● Given problem
Check each line of the records below and collect those holding "Hoài".

(Data records)
>>>

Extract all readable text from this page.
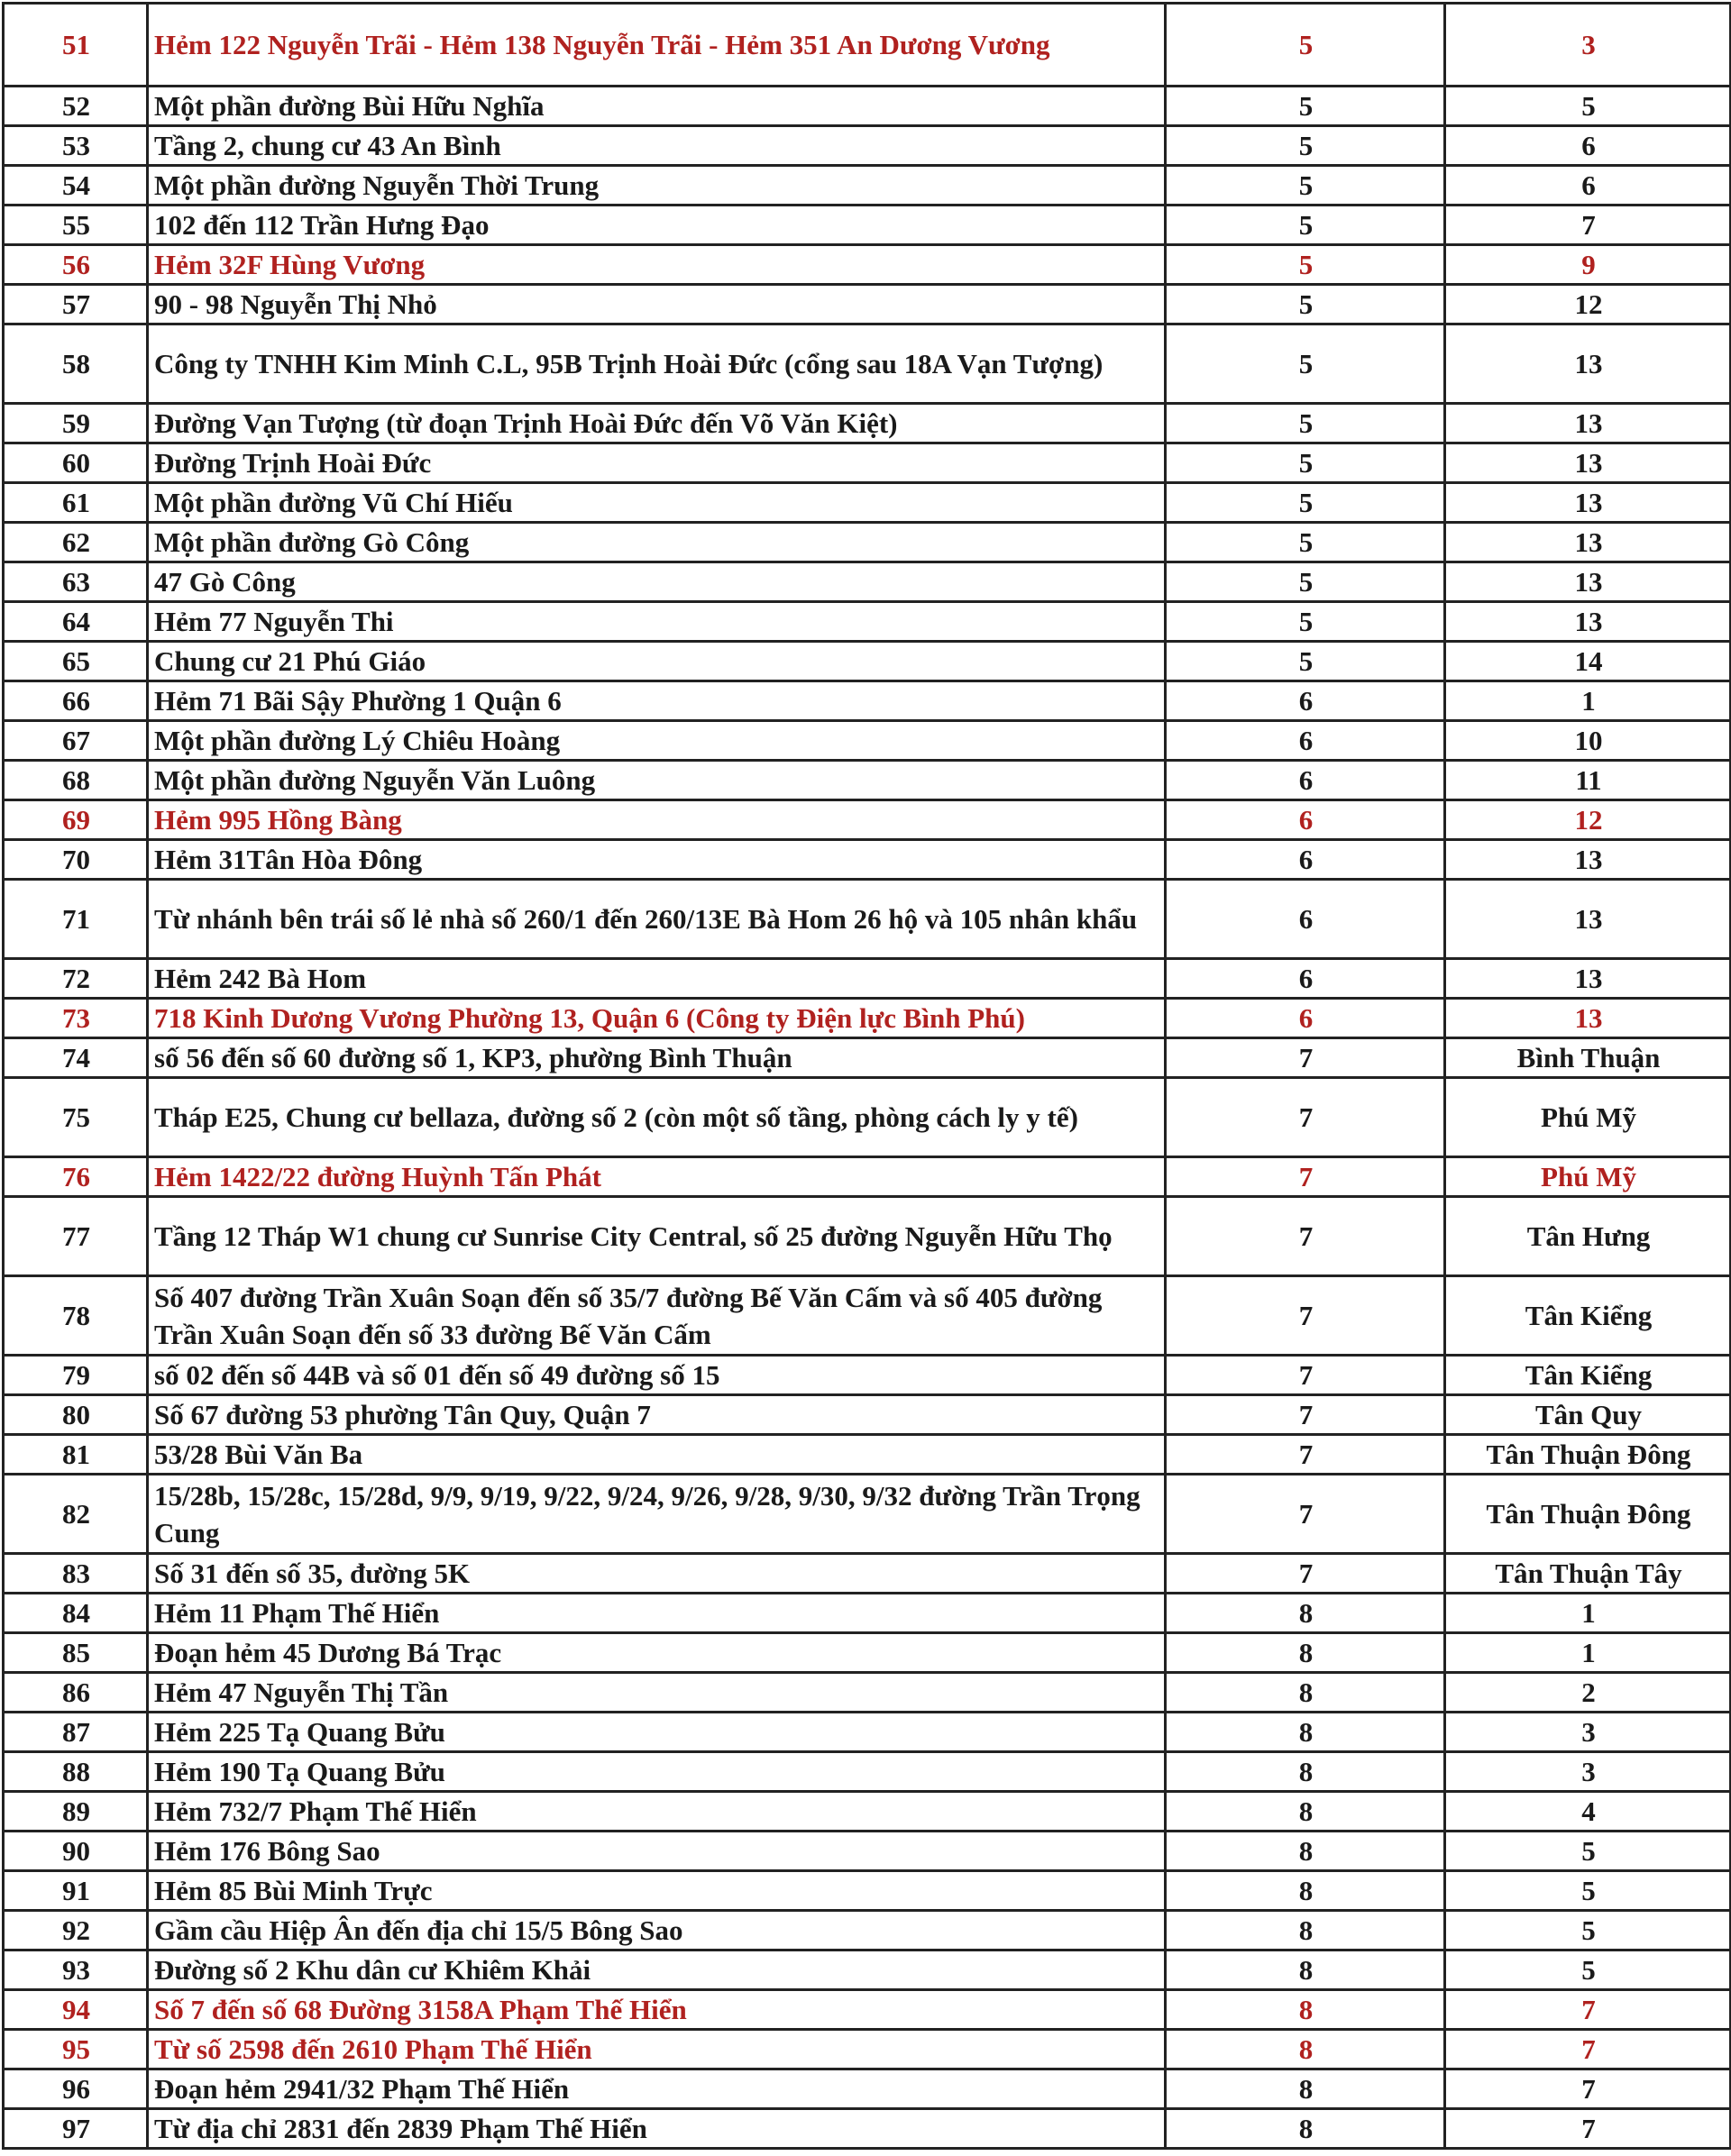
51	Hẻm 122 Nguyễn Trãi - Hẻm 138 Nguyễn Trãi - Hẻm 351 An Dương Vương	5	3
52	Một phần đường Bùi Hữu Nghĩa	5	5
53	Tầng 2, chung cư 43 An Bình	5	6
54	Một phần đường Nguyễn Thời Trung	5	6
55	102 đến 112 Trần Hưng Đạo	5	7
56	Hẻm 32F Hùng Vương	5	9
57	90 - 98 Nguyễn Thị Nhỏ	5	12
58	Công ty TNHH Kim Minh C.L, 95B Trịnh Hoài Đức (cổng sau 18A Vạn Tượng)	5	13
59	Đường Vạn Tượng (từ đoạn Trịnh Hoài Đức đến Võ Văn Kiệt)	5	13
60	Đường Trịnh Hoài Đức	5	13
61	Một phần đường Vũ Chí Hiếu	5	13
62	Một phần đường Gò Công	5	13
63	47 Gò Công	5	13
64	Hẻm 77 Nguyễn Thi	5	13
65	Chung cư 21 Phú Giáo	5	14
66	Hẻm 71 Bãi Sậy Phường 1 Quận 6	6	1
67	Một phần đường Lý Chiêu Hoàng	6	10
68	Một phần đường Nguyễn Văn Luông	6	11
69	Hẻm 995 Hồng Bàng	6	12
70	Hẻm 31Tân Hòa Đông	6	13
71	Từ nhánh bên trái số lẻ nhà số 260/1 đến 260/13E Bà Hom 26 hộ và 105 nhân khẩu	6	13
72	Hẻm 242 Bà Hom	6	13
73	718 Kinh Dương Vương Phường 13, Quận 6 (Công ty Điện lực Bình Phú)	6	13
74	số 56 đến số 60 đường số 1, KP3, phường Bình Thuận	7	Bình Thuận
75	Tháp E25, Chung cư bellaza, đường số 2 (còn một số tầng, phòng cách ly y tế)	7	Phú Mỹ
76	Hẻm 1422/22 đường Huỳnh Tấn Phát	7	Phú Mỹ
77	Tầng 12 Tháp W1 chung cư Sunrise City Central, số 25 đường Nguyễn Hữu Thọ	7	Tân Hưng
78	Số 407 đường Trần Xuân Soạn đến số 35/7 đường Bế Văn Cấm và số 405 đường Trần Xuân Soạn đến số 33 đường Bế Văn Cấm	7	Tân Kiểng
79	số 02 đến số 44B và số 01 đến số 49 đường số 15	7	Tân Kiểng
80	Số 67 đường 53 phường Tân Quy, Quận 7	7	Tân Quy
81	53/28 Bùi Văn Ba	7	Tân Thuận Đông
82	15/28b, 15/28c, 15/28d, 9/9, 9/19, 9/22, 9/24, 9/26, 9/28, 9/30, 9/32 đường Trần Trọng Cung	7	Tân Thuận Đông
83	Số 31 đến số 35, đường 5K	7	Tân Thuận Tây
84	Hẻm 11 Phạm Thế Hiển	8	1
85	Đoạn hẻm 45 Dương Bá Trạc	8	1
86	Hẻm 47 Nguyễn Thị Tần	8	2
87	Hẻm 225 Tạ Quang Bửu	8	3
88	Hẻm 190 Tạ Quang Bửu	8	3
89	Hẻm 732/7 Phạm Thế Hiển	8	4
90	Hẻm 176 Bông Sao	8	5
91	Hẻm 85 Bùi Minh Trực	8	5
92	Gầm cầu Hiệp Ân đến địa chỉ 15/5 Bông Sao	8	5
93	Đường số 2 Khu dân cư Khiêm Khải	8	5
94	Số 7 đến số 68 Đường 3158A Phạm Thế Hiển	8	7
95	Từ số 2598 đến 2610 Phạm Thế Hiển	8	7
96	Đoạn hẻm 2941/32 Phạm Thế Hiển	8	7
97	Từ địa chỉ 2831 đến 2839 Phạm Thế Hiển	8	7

<<<
>>>

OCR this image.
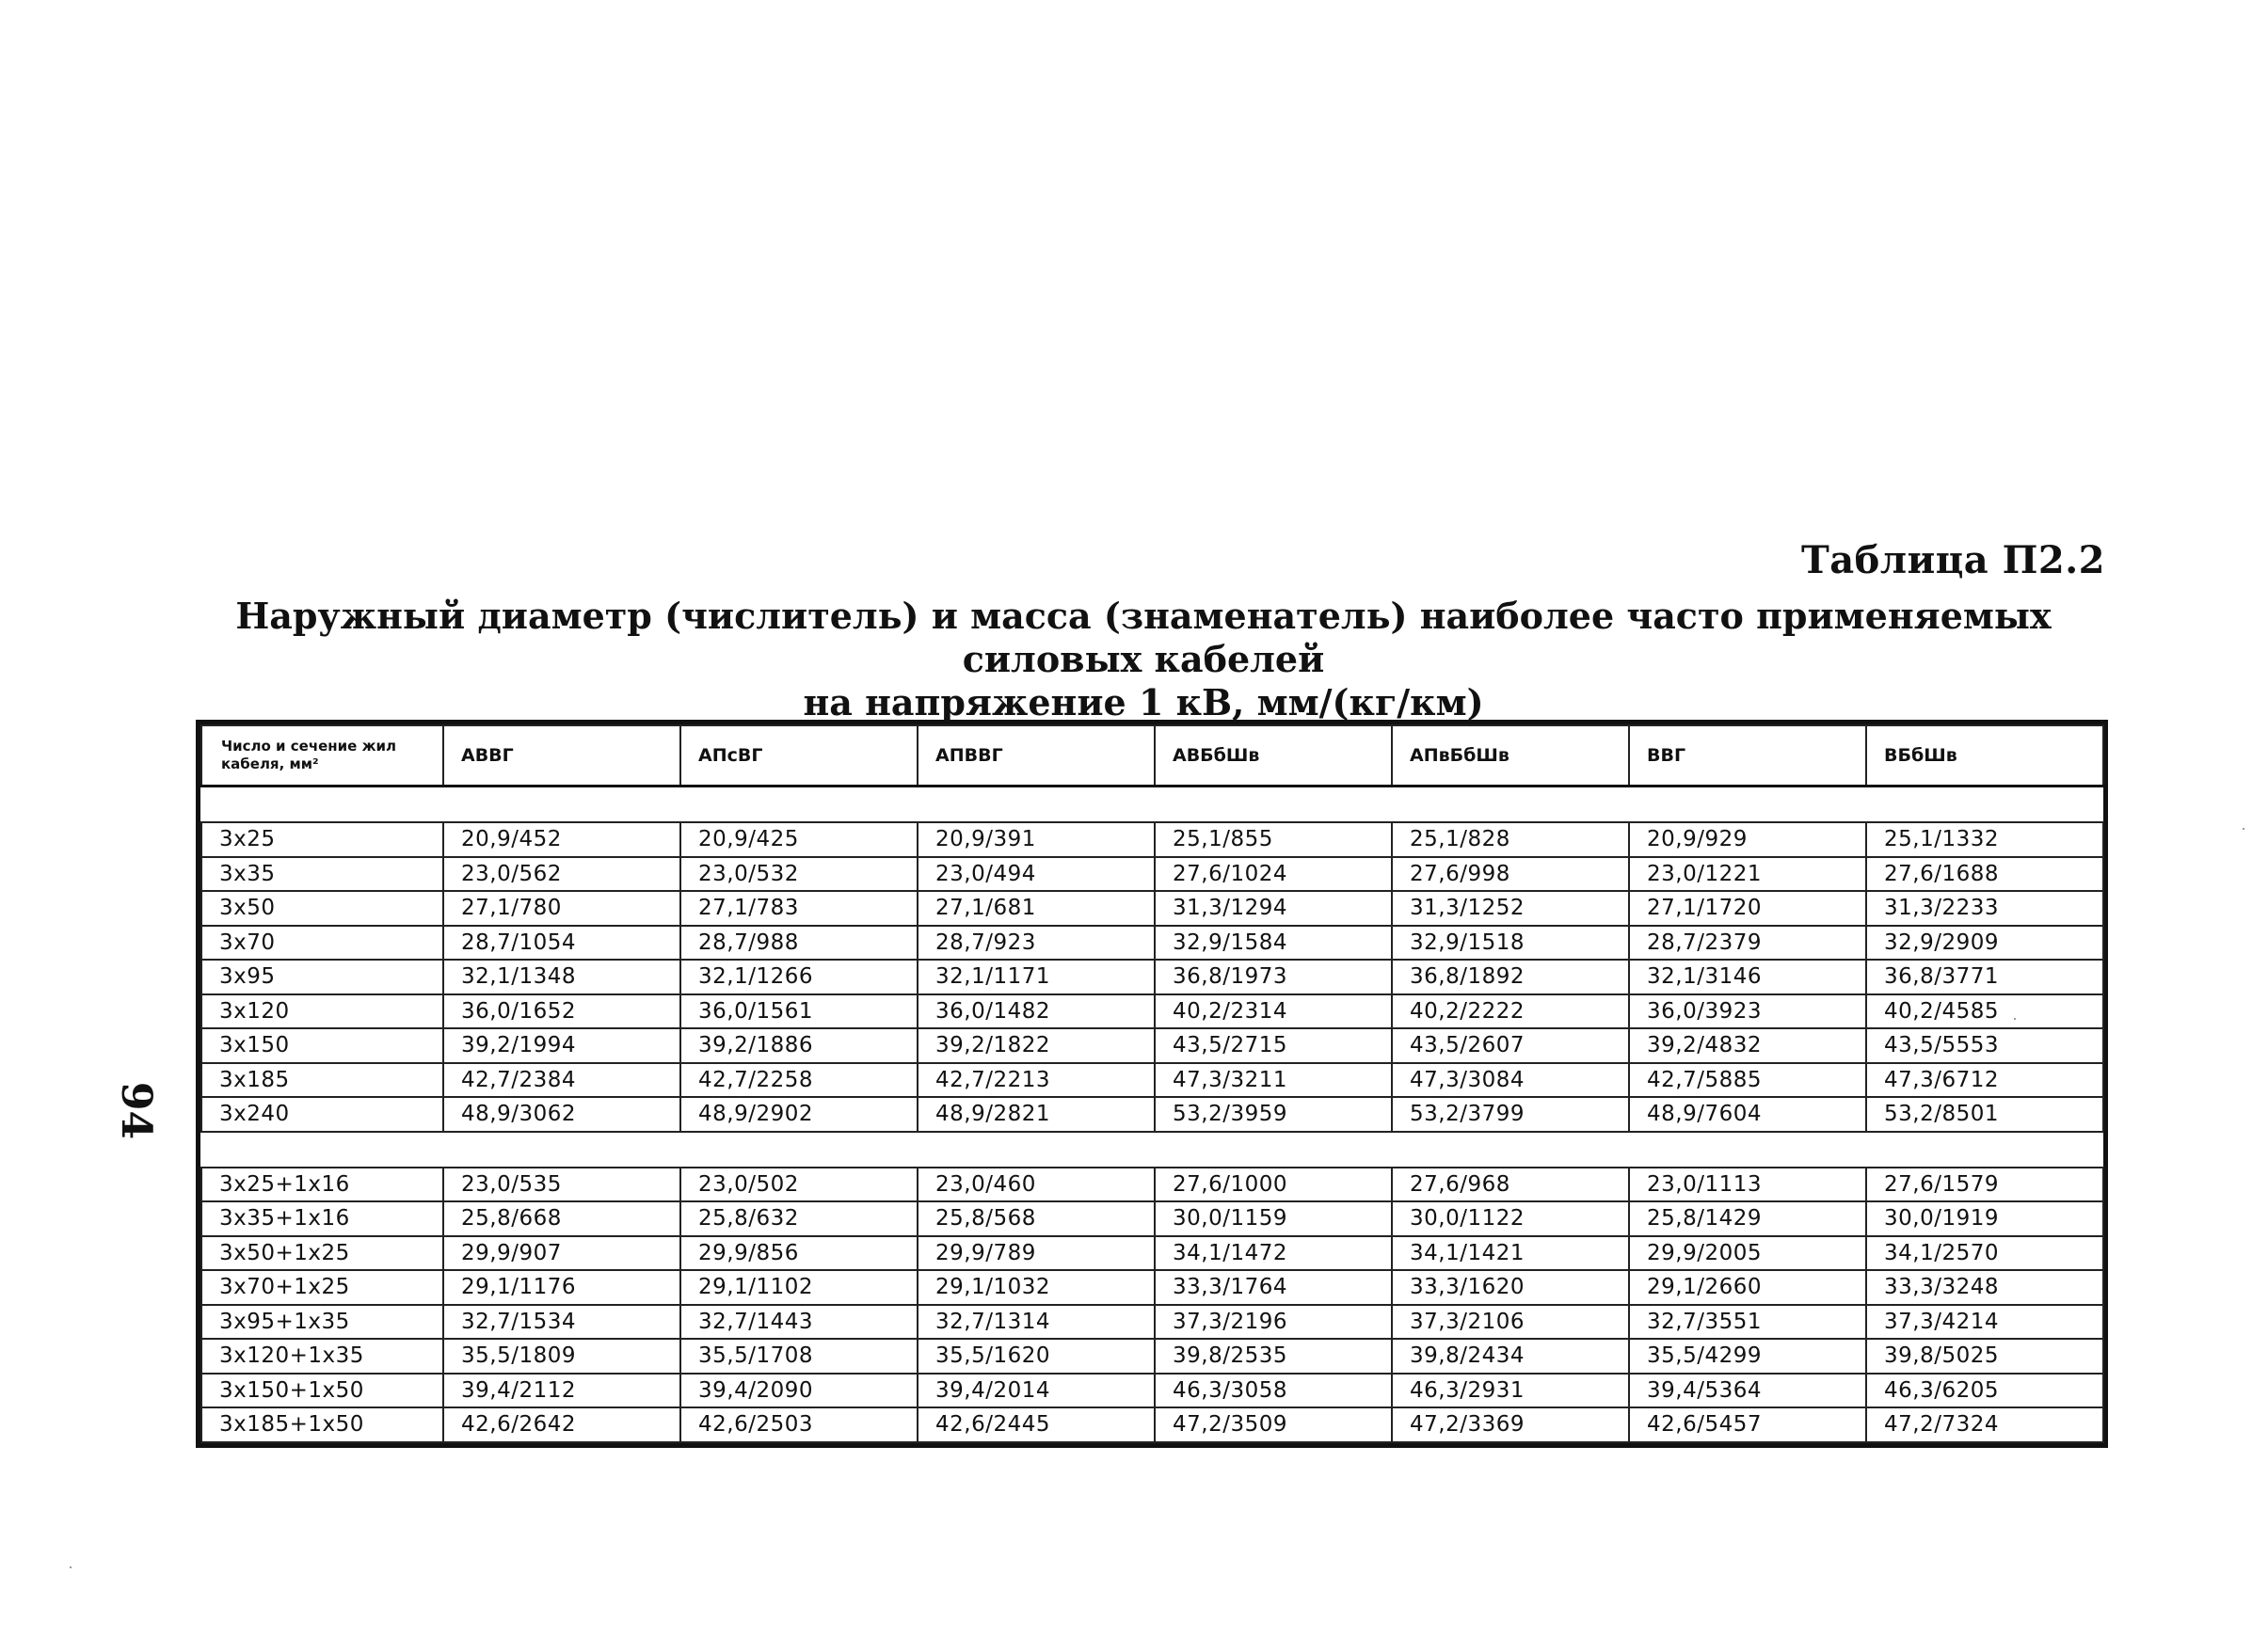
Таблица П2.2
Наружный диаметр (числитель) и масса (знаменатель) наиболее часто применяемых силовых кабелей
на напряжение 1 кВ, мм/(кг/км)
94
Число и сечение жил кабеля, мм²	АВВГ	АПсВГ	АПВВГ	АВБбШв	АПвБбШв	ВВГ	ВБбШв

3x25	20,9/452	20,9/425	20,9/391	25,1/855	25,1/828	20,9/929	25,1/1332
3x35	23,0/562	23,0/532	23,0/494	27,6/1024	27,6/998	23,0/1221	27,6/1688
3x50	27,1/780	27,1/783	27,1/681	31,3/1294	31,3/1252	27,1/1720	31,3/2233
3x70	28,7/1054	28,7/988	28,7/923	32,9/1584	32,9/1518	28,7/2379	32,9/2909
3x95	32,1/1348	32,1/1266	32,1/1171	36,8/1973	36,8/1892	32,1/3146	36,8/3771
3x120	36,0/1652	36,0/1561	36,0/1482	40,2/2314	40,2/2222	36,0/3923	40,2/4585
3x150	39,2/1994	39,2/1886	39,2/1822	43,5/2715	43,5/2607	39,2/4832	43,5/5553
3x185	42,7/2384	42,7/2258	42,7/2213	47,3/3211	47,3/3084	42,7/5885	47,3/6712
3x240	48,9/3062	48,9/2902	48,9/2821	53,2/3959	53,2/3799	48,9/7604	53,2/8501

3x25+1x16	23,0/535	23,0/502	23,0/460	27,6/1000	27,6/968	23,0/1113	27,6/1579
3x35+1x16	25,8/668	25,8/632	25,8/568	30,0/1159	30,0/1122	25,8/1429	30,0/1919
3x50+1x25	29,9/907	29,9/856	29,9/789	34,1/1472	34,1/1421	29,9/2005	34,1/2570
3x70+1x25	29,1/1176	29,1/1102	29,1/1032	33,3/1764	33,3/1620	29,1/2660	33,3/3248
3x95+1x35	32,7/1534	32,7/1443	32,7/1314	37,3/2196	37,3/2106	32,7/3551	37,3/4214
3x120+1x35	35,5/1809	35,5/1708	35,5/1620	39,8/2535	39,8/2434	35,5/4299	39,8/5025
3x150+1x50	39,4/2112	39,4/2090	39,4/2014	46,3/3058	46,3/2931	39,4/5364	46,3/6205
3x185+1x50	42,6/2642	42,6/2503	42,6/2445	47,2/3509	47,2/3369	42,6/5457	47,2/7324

<<<

● Complete response
58	Công ty TNHH Kim Minh C.L, 95B Trịnh Hoài Đức (cổng sau 18A Vạn Tượng)	5	13
59	Đường Vạn Tượng (từ đoạn Trịnh Hoài Đức đến Võ Văn Kiệt)	5	13
60	Đường Trịnh Hoài Đức	5	13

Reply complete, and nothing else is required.